→ **Exercise**
From the records below, pull each line that has "text".

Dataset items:

----

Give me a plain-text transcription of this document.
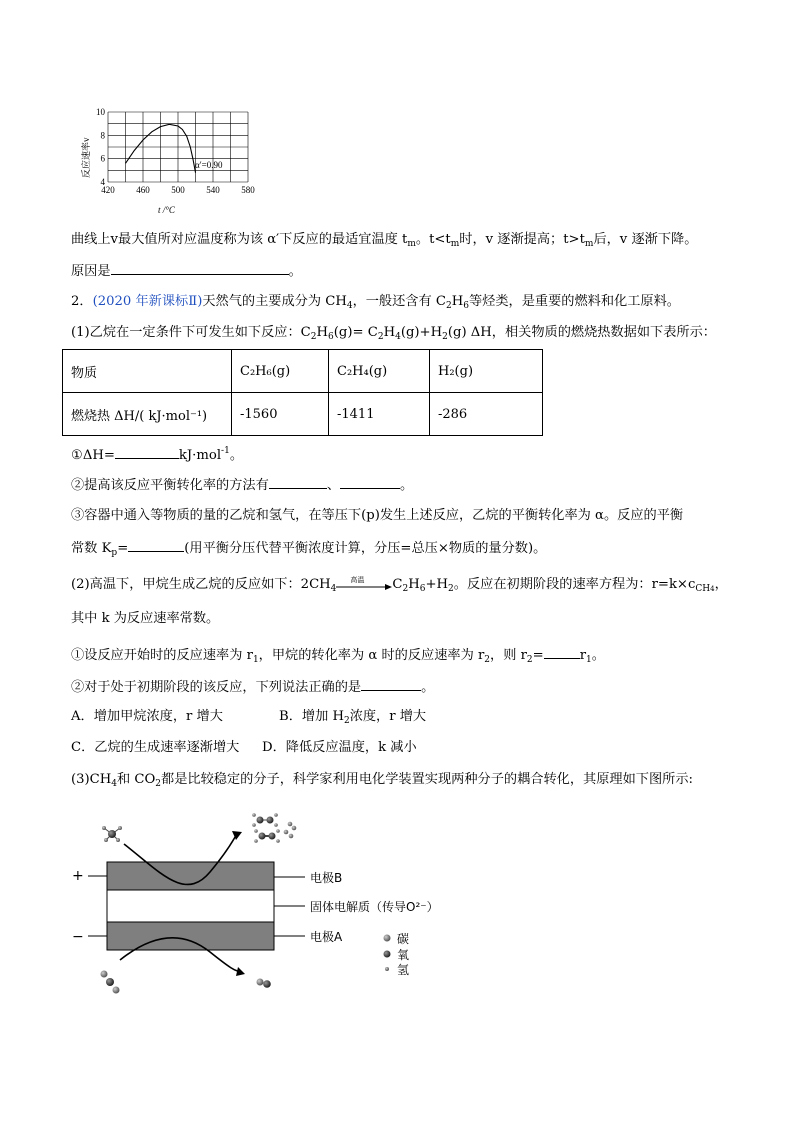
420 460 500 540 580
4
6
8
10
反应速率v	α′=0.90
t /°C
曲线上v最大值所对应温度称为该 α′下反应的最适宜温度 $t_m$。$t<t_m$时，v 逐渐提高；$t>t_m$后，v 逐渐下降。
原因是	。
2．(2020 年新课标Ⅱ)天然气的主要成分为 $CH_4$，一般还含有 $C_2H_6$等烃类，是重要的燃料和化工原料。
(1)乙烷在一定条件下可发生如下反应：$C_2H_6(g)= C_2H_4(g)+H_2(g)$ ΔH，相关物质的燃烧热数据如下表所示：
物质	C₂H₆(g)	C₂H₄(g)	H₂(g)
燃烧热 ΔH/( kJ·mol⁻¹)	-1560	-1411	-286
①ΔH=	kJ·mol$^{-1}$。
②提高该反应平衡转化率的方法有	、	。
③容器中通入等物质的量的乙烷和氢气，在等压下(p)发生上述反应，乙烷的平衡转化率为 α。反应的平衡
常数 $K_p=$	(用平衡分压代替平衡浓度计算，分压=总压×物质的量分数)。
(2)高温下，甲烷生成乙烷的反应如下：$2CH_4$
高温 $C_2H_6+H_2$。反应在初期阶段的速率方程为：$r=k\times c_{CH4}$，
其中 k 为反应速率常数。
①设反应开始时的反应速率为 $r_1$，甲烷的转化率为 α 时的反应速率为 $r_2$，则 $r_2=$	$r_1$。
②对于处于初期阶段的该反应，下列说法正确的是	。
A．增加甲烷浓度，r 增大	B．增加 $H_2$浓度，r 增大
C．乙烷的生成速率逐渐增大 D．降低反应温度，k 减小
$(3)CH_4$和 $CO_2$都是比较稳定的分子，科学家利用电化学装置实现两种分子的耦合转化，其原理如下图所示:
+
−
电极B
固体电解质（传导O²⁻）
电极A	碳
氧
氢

----

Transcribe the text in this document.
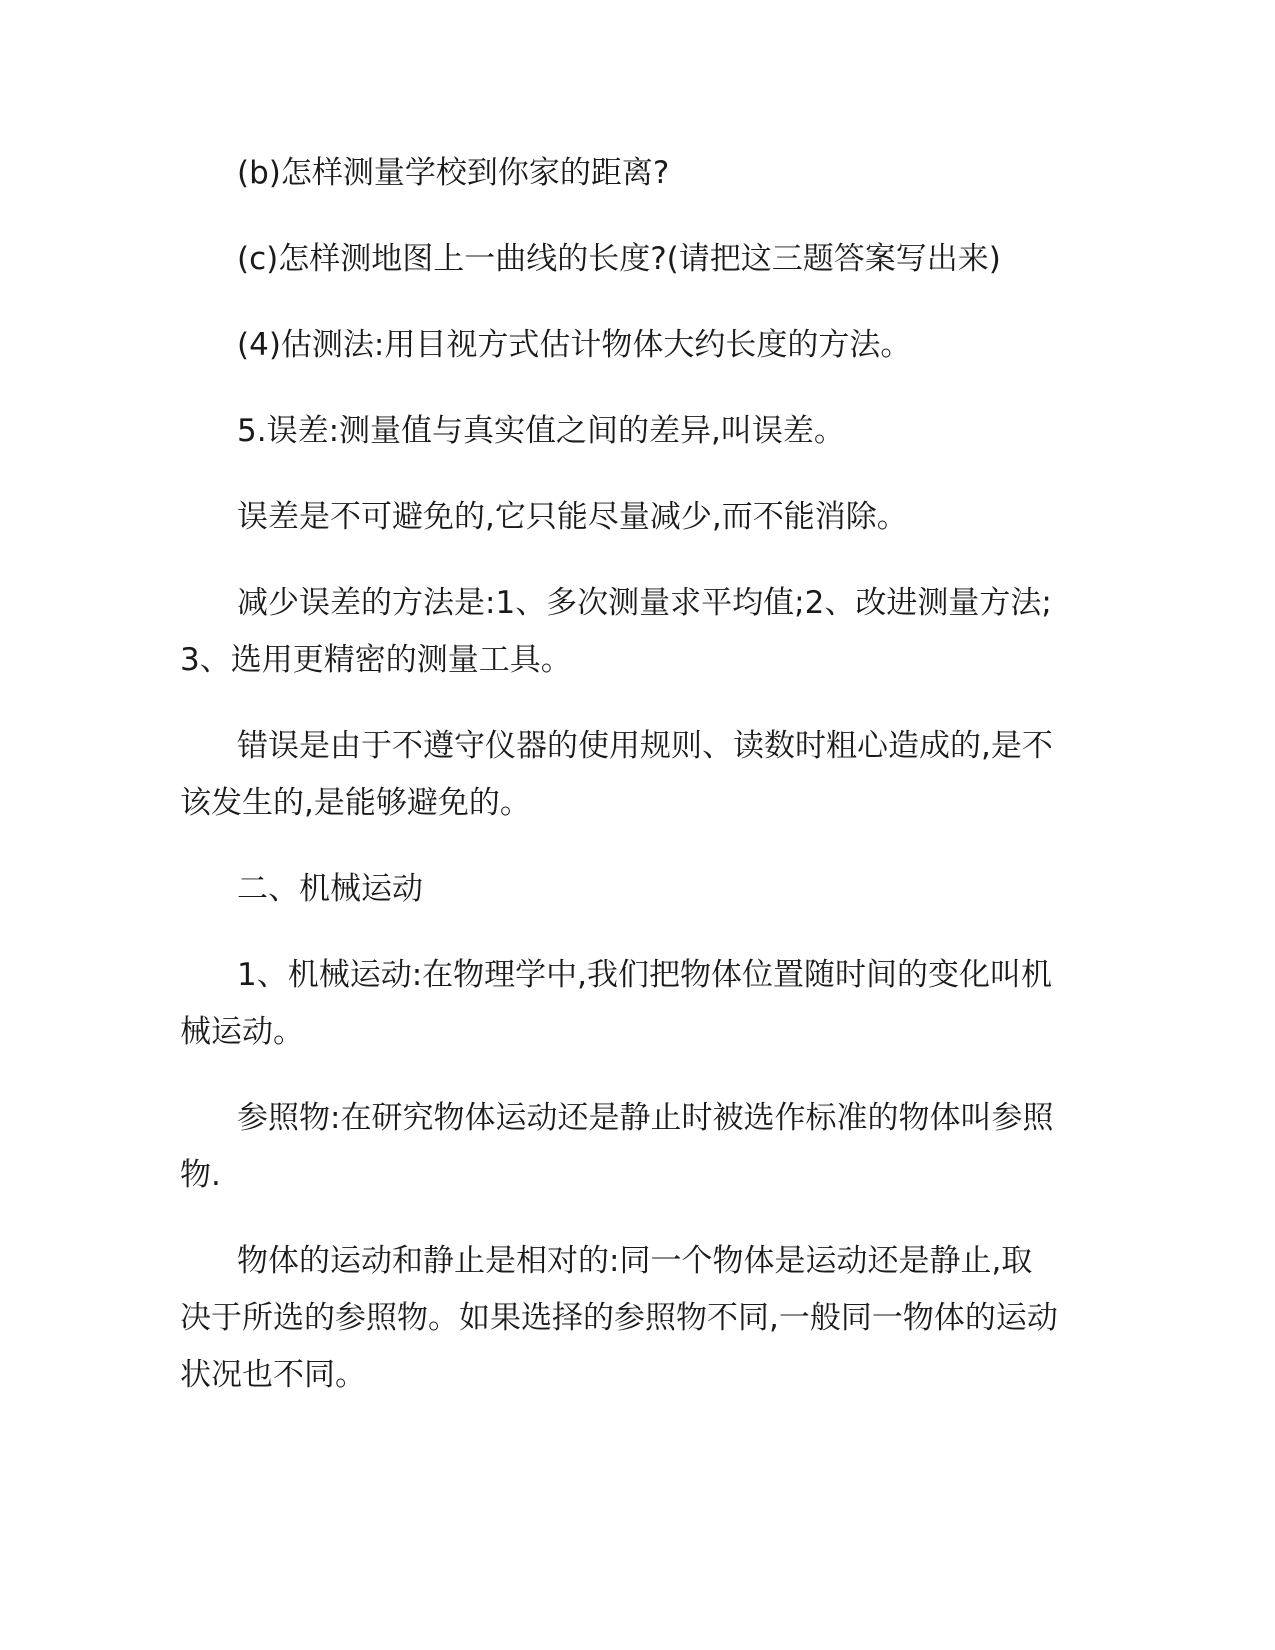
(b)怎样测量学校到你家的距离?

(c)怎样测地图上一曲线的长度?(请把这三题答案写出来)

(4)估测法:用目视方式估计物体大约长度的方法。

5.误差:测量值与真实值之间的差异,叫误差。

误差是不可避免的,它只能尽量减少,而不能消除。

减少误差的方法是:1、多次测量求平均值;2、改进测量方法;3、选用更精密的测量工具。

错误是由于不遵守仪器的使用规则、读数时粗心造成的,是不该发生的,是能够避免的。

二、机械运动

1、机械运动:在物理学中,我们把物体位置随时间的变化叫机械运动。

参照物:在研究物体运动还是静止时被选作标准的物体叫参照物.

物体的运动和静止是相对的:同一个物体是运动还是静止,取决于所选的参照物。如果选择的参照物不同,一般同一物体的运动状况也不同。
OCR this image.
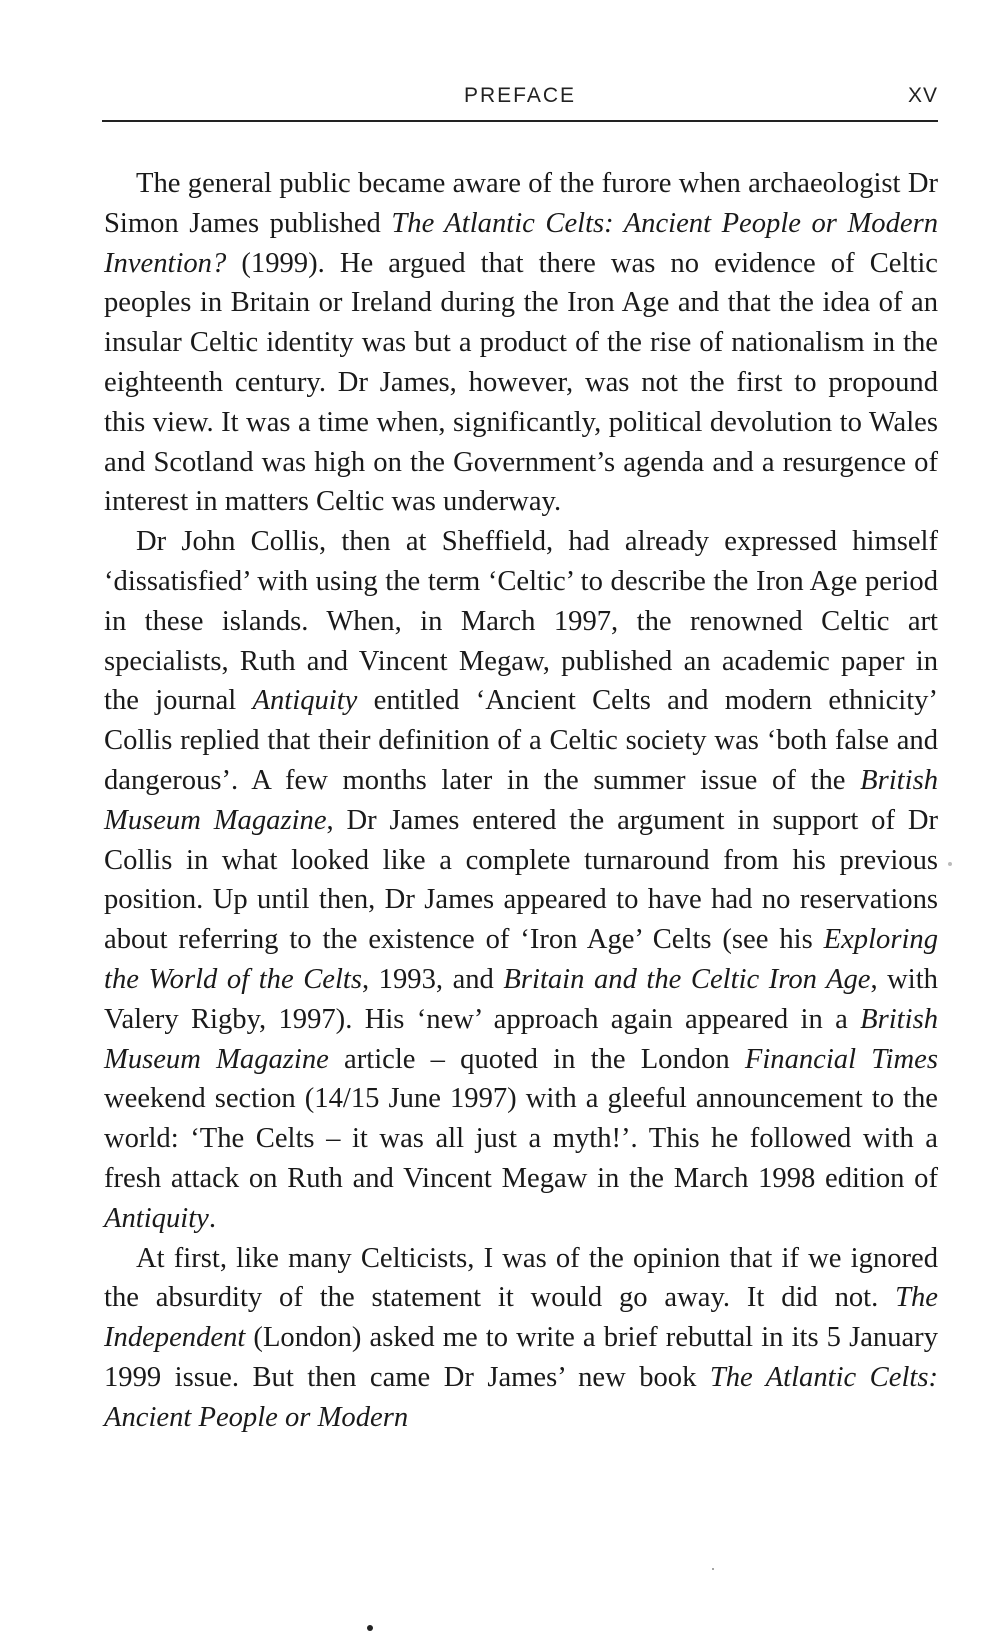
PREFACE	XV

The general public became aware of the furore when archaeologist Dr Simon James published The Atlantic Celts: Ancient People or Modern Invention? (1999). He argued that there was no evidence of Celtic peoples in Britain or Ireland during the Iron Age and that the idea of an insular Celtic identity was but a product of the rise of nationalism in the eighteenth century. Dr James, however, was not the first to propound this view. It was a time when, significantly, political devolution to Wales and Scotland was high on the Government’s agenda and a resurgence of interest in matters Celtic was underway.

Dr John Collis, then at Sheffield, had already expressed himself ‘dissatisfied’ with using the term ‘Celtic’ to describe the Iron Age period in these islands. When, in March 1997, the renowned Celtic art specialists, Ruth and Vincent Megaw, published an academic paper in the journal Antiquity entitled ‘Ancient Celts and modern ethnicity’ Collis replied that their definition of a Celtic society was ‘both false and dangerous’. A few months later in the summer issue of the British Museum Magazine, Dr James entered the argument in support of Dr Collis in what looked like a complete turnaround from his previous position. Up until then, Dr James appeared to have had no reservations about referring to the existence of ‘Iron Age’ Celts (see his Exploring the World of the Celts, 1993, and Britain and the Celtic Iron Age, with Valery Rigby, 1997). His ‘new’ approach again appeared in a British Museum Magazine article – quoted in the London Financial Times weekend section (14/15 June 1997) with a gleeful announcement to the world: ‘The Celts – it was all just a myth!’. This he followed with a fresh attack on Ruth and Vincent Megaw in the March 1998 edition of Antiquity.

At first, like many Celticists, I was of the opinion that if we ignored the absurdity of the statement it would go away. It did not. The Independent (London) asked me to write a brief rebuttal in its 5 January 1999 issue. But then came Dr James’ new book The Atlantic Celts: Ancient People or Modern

----

→ **Solved exercise**
Give me a plain-text transcription of this document.
Transcribe the text in this document.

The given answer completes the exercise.